Stored entries:
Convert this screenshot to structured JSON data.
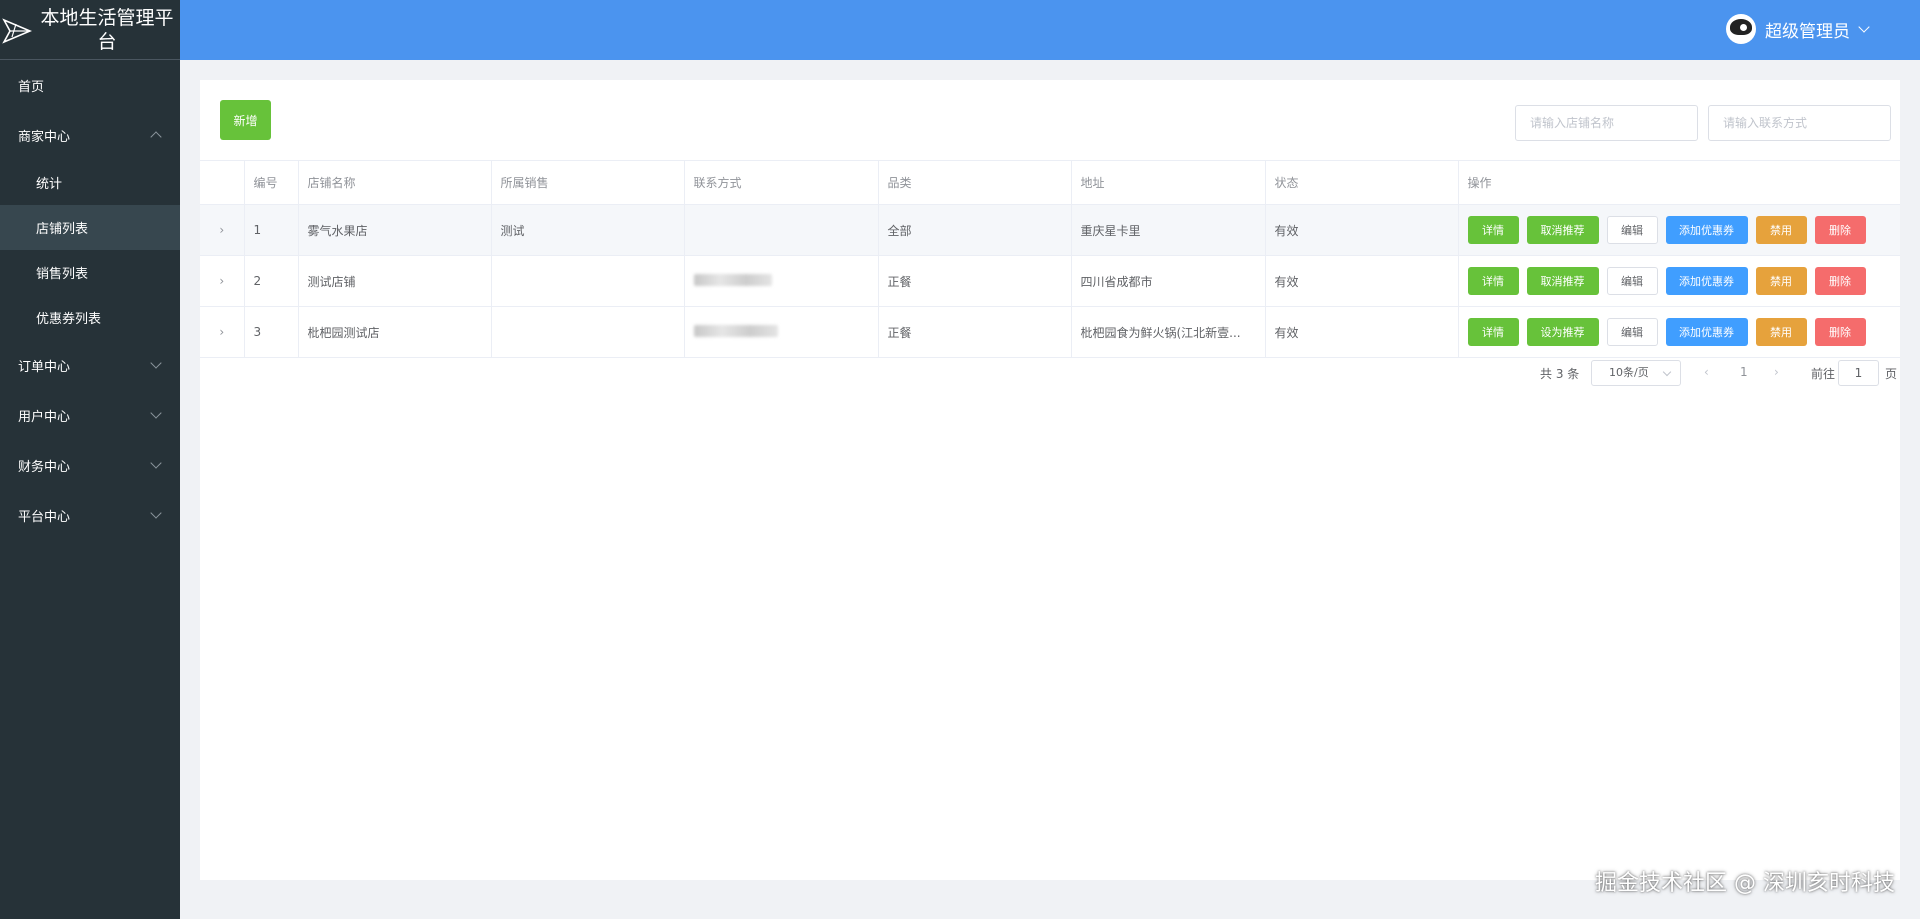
{
  "app": {
    "title": "本地生活管理平台"
  },
  "header": {
    "user": "超级管理员"
  },
  "sidebar": {
    "items": [
      {
        "label": "首页"
      },
      {
        "label": "商家中心",
        "subs": [
          {
            "label": "统计"
          },
          {
            "label": "店铺列表"
          },
          {
            "label": "销售列表"
          },
          {
            "label": "优惠券列表"
          }
        ]
      },
      {
        "label": "订单中心"
      },
      {
        "label": "用户中心"
      },
      {
        "label": "财务中心"
      },
      {
        "label": "平台中心"
      }
    ]
  },
  "toolbar": {
    "add_label": "新增",
    "search_name_placeholder": "请输入店铺名称",
    "search_contact_placeholder": "请输入联系方式"
  },
  "table": {
    "headers": [
      "编号",
      "店铺名称",
      "所属销售",
      "联系方式",
      "品类",
      "地址",
      "状态",
      "操作"
    ],
    "rows": [
      {
        "id": "1",
        "name": "雾气水果店",
        "sales": "测试",
        "contact": "",
        "category": "全部",
        "address": "重庆星卡里",
        "status": "有效",
        "recommend": "取消推荐"
      },
      {
        "id": "2",
        "name": "测试店铺",
        "sales": "",
        "contact": "",
        "category": "正餐",
        "address": "四川省成都市",
        "status": "有效",
        "recommend": "取消推荐"
      },
      {
        "id": "3",
        "name": "枇杷园测试店",
        "sales": "",
        "contact": "",
        "category": "正餐",
        "address": "枇杷园食为鲜火锅(江北新壹...",
        "status": "有效",
        "recommend": "设为推荐"
      }
    ],
    "actions": {
      "detail": "详情",
      "edit": "编辑",
      "add_coupon": "添加优惠券",
      "disable": "禁用",
      "delete": "删除"
    }
  },
  "pagination": {
    "total": "共 3 条",
    "page_size": "10条/页",
    "current": "1",
    "goto_label": "前往",
    "goto_value": "1",
    "page_suffix": "页"
  },
  "watermark": "掘金技术社区 @ 深圳亥时科技"
}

Goal:
Ascertain the number of lines in the entries that include the word "address", and report only that number.

Complete answer:
3